▶ Goal: Search the material below for the word "pozice". Copy every line that has it.

────────────────────

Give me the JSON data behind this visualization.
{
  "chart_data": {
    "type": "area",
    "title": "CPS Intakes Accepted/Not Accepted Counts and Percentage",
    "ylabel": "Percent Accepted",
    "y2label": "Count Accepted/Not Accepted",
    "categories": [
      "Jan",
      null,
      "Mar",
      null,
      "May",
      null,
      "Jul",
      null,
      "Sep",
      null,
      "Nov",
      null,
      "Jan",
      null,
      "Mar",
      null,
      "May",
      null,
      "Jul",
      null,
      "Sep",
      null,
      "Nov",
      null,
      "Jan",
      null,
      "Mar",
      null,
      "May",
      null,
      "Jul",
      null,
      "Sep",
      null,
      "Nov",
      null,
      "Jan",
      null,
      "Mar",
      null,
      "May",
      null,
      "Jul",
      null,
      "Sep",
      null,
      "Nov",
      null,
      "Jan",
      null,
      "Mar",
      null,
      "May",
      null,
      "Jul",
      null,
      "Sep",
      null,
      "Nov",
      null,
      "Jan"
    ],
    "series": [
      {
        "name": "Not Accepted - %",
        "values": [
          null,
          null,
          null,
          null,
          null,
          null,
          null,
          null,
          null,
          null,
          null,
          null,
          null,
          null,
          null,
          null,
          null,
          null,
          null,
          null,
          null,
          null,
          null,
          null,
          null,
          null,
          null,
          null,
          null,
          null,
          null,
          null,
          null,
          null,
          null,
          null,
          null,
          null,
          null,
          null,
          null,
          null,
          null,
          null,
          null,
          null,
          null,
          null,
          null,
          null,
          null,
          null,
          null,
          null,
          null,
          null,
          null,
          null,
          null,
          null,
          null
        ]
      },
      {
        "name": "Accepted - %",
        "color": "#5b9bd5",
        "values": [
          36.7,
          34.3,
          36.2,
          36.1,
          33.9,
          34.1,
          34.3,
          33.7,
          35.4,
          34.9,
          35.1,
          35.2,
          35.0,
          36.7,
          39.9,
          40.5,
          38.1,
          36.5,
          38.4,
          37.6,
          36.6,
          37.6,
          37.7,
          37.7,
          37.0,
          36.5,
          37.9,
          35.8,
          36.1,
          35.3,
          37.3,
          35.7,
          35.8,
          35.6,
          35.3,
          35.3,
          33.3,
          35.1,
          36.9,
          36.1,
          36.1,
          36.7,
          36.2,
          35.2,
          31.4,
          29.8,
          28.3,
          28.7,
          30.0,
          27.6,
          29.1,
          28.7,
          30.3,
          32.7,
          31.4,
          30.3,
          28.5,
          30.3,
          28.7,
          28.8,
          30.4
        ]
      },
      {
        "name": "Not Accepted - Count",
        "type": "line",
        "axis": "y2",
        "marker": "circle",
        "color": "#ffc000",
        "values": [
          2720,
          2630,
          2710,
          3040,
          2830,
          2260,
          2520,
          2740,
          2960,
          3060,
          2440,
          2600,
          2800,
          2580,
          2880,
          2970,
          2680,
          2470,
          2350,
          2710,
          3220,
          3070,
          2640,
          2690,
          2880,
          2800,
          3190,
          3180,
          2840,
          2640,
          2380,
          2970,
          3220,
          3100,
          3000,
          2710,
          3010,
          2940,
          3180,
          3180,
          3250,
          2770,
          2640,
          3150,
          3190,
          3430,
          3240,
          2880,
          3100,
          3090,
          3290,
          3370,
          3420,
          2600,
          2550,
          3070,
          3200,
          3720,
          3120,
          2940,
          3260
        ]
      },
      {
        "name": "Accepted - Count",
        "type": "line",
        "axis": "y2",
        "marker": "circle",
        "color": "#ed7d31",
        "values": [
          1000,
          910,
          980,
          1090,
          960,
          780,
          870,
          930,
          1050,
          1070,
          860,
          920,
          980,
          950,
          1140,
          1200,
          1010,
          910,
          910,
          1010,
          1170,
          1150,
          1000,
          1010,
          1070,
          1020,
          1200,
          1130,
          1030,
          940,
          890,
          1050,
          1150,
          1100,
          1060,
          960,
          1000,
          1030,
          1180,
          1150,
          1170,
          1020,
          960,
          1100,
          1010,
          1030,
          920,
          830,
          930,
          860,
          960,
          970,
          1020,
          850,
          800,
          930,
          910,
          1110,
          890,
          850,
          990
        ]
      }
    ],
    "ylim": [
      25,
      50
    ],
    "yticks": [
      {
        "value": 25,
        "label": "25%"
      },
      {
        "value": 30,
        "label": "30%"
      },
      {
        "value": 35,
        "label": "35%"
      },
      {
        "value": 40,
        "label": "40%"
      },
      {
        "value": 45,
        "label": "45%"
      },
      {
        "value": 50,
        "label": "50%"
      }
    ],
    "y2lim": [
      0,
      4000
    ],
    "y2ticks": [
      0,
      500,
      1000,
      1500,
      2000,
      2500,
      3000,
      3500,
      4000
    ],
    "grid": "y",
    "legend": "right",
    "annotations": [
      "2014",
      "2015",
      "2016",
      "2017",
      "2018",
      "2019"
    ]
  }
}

────────────────────

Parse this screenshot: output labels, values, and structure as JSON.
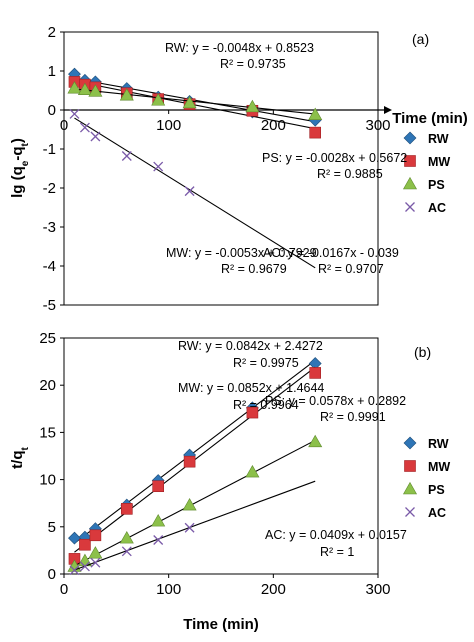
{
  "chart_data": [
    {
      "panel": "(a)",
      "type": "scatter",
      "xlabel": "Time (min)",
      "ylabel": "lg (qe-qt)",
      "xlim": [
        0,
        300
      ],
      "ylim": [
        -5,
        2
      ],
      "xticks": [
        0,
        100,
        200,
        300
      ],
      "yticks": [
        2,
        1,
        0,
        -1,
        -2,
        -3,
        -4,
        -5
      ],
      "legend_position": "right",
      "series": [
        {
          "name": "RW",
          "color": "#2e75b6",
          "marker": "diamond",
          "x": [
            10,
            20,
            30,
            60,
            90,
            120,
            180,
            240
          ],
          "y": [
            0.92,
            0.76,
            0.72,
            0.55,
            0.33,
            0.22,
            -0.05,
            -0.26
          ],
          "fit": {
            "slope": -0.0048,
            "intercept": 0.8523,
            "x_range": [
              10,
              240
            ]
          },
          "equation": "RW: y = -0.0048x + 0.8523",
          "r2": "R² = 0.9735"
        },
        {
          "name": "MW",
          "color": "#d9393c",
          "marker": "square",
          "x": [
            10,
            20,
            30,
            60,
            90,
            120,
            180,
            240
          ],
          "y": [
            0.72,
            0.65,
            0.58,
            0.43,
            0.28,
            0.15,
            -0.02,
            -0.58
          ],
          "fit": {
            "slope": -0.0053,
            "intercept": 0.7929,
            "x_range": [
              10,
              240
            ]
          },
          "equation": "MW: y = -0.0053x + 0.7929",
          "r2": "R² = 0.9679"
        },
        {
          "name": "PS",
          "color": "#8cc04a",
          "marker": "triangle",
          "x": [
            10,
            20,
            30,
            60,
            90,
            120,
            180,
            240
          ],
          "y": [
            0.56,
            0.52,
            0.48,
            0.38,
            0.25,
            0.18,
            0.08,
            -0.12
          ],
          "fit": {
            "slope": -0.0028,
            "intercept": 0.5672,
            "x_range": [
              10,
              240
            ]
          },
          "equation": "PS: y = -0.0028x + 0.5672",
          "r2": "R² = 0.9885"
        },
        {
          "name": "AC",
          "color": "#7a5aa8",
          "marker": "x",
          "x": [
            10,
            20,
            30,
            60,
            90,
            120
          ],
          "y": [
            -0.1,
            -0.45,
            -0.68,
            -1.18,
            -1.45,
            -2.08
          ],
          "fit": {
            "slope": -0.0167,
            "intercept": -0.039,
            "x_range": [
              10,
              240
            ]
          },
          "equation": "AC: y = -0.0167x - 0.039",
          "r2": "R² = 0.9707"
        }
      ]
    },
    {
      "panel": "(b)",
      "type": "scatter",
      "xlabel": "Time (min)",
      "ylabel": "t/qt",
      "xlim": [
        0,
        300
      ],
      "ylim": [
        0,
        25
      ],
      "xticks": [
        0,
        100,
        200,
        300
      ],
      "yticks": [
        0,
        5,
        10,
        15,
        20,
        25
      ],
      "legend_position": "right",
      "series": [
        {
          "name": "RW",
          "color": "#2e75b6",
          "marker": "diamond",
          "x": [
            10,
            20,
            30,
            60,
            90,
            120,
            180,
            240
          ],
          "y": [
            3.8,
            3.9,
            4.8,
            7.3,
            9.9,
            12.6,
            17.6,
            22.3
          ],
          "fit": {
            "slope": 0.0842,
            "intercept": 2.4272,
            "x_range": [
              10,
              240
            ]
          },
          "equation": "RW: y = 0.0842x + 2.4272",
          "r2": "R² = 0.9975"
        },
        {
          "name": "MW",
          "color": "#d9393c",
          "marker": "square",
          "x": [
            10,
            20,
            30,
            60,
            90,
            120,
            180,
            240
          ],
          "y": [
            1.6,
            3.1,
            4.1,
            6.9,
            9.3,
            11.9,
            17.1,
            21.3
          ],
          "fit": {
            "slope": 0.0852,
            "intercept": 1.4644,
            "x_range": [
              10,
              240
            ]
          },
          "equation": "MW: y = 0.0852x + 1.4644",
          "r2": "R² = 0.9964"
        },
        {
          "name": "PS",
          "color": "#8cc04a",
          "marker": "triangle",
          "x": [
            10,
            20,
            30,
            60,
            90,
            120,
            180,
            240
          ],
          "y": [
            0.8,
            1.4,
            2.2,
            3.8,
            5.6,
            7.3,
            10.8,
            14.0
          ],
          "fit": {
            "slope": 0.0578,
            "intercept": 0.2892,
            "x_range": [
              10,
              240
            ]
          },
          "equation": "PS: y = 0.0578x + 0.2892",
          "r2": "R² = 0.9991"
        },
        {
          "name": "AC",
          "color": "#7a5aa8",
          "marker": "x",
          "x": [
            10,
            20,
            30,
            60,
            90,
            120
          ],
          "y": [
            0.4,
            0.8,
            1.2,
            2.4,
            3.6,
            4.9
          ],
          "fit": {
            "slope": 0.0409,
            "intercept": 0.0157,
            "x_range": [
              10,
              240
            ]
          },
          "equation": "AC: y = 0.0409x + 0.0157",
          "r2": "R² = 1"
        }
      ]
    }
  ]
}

────────────────────

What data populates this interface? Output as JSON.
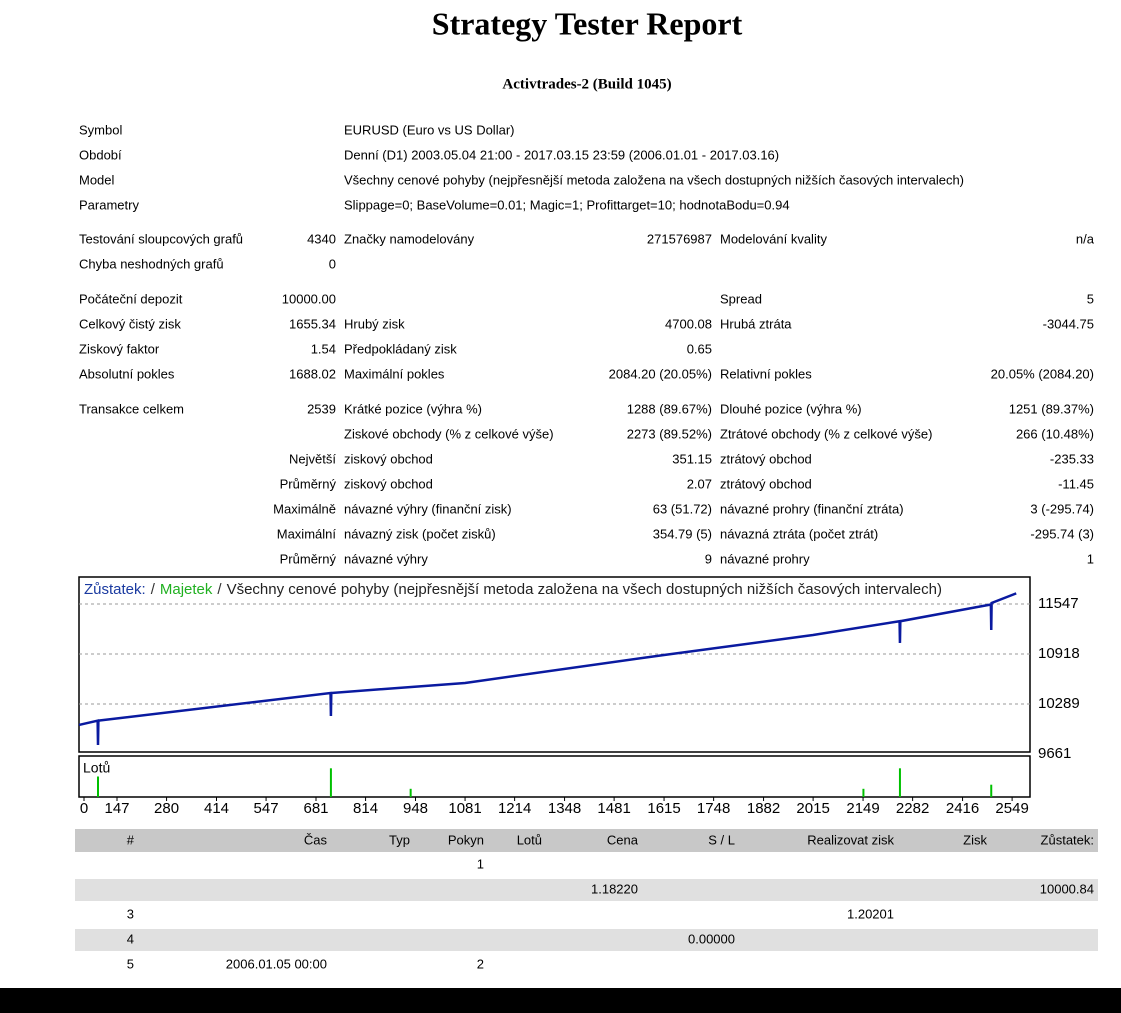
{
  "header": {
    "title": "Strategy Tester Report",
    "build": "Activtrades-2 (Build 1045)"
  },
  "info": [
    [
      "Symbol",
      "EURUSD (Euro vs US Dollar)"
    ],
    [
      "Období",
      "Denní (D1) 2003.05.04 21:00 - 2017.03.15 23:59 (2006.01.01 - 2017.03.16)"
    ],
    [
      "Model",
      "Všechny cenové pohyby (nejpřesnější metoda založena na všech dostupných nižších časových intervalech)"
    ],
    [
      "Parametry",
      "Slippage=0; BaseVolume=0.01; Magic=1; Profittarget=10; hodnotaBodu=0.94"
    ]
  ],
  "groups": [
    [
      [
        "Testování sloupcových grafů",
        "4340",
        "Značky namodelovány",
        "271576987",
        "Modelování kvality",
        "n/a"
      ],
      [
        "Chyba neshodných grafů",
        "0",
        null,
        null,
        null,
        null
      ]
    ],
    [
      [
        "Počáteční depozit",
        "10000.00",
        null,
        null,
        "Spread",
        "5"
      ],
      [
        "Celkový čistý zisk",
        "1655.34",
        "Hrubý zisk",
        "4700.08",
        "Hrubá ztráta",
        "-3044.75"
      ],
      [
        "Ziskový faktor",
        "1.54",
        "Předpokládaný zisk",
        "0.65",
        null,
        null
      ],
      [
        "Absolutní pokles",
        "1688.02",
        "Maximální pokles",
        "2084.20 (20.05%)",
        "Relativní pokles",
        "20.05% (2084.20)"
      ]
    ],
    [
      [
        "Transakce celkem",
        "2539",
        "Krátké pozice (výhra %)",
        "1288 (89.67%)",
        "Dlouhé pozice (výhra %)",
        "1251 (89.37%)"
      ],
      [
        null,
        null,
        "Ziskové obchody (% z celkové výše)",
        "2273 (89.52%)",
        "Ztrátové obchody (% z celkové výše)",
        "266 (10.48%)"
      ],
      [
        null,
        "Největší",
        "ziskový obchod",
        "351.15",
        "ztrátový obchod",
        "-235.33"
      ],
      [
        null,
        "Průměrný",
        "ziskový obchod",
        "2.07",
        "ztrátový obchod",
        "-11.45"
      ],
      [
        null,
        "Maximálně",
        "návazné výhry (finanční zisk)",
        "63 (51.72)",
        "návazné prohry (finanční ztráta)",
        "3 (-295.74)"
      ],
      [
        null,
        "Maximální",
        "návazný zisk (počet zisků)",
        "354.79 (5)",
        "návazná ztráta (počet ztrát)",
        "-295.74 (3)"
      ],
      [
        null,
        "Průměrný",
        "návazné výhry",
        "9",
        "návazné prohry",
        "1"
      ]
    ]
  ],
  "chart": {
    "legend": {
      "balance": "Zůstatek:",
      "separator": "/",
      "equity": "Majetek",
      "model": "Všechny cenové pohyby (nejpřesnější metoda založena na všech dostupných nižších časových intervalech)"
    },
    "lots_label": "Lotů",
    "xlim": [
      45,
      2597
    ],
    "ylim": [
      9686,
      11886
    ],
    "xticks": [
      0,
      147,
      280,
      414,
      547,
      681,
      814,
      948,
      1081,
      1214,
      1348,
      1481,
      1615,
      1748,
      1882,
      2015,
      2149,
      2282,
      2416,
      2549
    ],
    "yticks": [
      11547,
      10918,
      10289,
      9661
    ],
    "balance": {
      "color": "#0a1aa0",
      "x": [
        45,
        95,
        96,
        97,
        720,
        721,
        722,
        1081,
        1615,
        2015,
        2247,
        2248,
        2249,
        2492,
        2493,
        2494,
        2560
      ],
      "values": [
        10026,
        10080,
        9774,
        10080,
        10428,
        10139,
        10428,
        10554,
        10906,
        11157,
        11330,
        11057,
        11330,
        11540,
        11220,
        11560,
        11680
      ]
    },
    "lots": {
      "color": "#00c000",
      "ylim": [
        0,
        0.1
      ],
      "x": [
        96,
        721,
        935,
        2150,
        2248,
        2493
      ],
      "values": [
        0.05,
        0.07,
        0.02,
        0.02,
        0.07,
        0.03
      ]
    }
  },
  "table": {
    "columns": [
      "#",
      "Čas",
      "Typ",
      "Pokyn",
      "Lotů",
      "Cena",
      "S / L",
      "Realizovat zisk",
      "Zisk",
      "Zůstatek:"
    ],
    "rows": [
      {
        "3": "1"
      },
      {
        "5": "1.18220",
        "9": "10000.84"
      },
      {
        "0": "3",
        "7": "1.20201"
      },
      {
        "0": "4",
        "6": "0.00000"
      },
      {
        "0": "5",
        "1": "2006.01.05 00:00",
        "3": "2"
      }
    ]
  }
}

────────────────────

▶ Written solution:
        "Krátké pozice (výhra %)",
        "Dlouhé pozice (výhra %)",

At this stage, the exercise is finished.